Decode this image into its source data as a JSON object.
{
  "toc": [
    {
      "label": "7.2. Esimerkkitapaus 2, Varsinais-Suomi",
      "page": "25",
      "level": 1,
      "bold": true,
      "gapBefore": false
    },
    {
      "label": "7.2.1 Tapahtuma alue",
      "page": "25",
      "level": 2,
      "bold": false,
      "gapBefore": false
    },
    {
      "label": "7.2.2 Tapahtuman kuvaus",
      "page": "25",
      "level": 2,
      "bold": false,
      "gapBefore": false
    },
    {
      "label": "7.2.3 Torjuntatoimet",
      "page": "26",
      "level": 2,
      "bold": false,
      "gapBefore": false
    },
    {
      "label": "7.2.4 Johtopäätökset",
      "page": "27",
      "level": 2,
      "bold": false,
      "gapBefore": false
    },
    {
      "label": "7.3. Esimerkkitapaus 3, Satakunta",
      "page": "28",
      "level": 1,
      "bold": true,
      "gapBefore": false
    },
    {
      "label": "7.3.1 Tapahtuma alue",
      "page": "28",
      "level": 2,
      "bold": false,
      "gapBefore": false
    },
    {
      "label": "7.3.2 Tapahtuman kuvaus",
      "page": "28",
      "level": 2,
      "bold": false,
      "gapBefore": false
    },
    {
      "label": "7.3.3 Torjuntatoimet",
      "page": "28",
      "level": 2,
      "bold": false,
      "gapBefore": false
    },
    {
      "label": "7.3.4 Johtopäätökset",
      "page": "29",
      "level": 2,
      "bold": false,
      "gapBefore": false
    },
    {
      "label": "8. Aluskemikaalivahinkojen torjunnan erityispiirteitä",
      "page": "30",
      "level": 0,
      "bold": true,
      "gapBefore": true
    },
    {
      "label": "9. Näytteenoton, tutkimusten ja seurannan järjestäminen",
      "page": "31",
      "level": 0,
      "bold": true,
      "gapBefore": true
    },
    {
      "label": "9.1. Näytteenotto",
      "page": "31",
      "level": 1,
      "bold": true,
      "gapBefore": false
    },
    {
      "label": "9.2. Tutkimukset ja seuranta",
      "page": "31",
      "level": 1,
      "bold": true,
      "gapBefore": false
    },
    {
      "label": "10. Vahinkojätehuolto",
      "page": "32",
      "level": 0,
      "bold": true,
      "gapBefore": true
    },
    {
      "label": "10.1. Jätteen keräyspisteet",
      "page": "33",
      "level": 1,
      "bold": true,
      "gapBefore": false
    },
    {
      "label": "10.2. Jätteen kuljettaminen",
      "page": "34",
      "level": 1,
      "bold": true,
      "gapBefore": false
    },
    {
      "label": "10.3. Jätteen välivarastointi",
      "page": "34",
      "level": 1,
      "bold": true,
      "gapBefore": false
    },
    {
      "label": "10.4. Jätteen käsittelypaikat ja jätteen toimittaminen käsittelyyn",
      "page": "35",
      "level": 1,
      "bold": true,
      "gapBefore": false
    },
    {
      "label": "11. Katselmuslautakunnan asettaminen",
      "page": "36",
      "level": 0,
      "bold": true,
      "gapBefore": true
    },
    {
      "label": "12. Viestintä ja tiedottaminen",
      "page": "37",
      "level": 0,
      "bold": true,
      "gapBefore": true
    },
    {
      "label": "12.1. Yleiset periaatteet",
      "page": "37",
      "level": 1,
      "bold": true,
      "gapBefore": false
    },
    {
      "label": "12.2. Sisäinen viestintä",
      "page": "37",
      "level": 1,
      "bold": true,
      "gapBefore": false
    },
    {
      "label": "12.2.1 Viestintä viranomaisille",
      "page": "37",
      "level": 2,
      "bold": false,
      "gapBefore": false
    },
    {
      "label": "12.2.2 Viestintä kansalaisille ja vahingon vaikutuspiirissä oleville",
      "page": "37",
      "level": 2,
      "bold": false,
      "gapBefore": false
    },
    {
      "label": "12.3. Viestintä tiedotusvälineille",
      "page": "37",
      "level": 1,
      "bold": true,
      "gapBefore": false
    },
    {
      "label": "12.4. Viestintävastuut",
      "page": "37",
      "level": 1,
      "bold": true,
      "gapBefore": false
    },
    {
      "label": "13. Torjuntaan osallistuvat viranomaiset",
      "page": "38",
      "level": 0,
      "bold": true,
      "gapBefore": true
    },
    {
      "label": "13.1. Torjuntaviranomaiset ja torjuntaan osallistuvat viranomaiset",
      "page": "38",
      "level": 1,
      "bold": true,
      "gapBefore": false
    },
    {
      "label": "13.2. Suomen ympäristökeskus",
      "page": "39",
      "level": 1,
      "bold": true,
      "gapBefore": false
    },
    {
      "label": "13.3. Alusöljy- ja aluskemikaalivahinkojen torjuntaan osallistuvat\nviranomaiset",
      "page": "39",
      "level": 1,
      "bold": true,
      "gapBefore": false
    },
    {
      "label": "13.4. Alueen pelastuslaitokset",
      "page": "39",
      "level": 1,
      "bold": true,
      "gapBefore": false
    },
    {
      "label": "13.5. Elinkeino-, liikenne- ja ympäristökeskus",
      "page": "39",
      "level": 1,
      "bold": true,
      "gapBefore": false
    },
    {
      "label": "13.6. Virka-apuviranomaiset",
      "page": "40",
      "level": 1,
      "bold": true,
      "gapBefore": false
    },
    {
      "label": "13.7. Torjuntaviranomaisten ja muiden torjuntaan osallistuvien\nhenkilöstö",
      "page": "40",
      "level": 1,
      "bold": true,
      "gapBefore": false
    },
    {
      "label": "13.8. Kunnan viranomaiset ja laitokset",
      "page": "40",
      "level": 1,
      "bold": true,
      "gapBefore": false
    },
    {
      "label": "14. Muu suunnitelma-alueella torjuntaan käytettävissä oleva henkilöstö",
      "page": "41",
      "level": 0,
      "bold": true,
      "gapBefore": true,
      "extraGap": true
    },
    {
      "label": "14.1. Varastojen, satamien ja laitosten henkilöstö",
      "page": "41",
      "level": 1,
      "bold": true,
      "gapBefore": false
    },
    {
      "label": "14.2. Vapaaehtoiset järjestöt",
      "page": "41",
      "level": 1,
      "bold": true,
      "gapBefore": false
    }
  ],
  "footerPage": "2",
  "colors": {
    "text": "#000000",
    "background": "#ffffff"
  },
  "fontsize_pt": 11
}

- - -

Directions for this task ::
Return every line holding the word "Torjuntatoimet" from the records.

Result below ::
      "label": "7.2.3 Torjuntatoimet",
      "label": "7.3.3 Torjuntatoimet",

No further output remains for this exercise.